==== SUPPLIED ENTRIES ====

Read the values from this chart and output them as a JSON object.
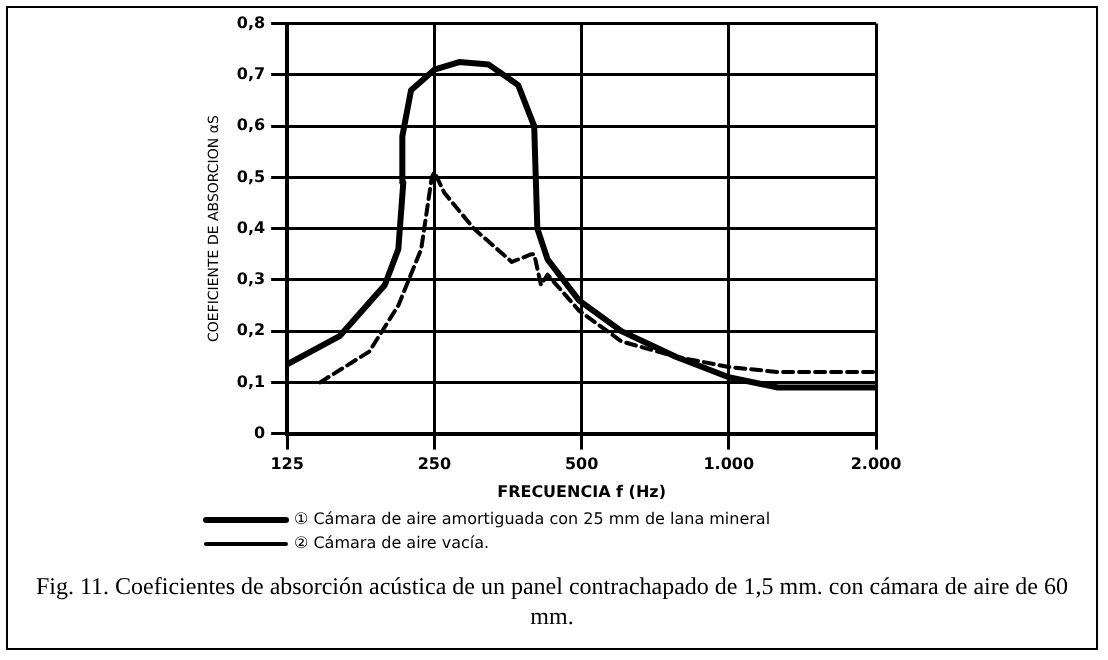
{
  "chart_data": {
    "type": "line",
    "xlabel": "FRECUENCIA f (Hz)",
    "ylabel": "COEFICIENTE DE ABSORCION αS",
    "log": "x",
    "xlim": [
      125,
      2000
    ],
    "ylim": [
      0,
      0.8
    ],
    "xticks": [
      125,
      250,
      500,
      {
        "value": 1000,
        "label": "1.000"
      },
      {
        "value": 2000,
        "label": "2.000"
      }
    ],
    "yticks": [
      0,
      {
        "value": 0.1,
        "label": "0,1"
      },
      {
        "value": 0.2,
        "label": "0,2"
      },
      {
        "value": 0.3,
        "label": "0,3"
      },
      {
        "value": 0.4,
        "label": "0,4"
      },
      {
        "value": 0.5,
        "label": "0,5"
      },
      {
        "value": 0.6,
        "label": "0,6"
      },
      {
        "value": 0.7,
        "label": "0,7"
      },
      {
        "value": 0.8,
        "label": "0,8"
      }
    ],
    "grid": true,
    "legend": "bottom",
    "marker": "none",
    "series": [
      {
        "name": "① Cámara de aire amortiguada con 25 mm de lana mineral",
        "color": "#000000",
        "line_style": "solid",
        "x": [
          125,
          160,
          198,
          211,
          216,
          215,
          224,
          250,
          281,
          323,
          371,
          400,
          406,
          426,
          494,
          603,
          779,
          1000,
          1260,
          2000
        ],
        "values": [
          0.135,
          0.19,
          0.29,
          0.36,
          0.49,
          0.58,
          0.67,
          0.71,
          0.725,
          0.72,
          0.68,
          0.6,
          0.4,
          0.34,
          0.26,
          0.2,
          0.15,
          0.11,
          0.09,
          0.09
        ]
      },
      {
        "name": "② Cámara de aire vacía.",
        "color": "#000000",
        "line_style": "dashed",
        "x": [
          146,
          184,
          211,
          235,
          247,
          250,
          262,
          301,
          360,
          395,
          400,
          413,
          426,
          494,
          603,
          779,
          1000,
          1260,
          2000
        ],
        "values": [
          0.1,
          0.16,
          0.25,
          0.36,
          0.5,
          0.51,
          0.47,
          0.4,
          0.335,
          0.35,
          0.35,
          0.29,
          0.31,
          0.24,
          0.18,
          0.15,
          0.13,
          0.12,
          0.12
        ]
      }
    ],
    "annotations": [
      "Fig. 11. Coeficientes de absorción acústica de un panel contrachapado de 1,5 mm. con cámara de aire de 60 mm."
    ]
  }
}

====

§ **WHAT YOU SHOULD DO**:
Are you able to set down all the lines above exactly, without any pictures?

§ **FINISHED TASK**:
Read the values from this chart and output them as a JSON object.
{
  "chart_data": {
    "type": "line",
    "xlabel": "FRECUENCIA f (Hz)",
    "ylabel": "COEFICIENTE DE ABSORCION αS",
    "log": "x",
    "xlim": [
      125,
      2000
    ],
    "ylim": [
      0,
      0.8
    ],
    "xticks": [
      125,
      250,
      500,
      {
        "value": 1000,
        "label": "1.000"
      },
      {
        "value": 2000,
        "label": "2.000"
      }
    ],
    "yticks": [
      0,
      {
        "value": 0.1,
        "label": "0,1"
      },
      {
        "value": 0.2,
        "label": "0,2"
      },
      {
        "value": 0.3,
        "label": "0,3"
      },
      {
        "value": 0.4,
        "label": "0,4"
      },
      {
        "value": 0.5,
        "label": "0,5"
      },
      {
        "value": 0.6,
        "label": "0,6"
      },
      {
        "value": 0.7,
        "label": "0,7"
      },
      {
        "value": 0.8,
        "label": "0,8"
      }
    ],
    "grid": true,
    "legend": "bottom",
    "marker": "none",
    "series": [
      {
        "name": "① Cámara de aire amortiguada con 25 mm de lana mineral",
        "color": "#000000",
        "line_style": "solid",
        "x": [
          125,
          160,
          198,
          211,
          216,
          215,
          224,
          250,
          281,
          323,
          371,
          400,
          406,
          426,
          494,
          603,
          779,
          1000,
          1260,
          2000
        ],
        "values": [
          0.135,
          0.19,
          0.29,
          0.36,
          0.49,
          0.58,
          0.67,
          0.71,
          0.725,
          0.72,
          0.68,
          0.6,
          0.4,
          0.34,
          0.26,
          0.2,
          0.15,
          0.11,
          0.09,
          0.09
        ]
      },
      {
        "name": "② Cámara de aire vacía.",
        "color": "#000000",
        "line_style": "dashed",
        "x": [
          146,
          184,
          211,
          235,
          247,
          250,
          262,
          301,
          360,
          395,
          400,
          413,
          426,
          494,
          603,
          779,
          1000,
          1260,
          2000
        ],
        "values": [
          0.1,
          0.16,
          0.25,
          0.36,
          0.5,
          0.51,
          0.47,
          0.4,
          0.335,
          0.35,
          0.35,
          0.29,
          0.31,
          0.24,
          0.18,
          0.15,
          0.13,
          0.12,
          0.12
        ]
      }
    ],
    "annotations": [
      "Fig. 11. Coeficientes de absorción acústica de un panel contrachapado de 1,5 mm. con cámara de aire de 60 mm."
    ]
  }
}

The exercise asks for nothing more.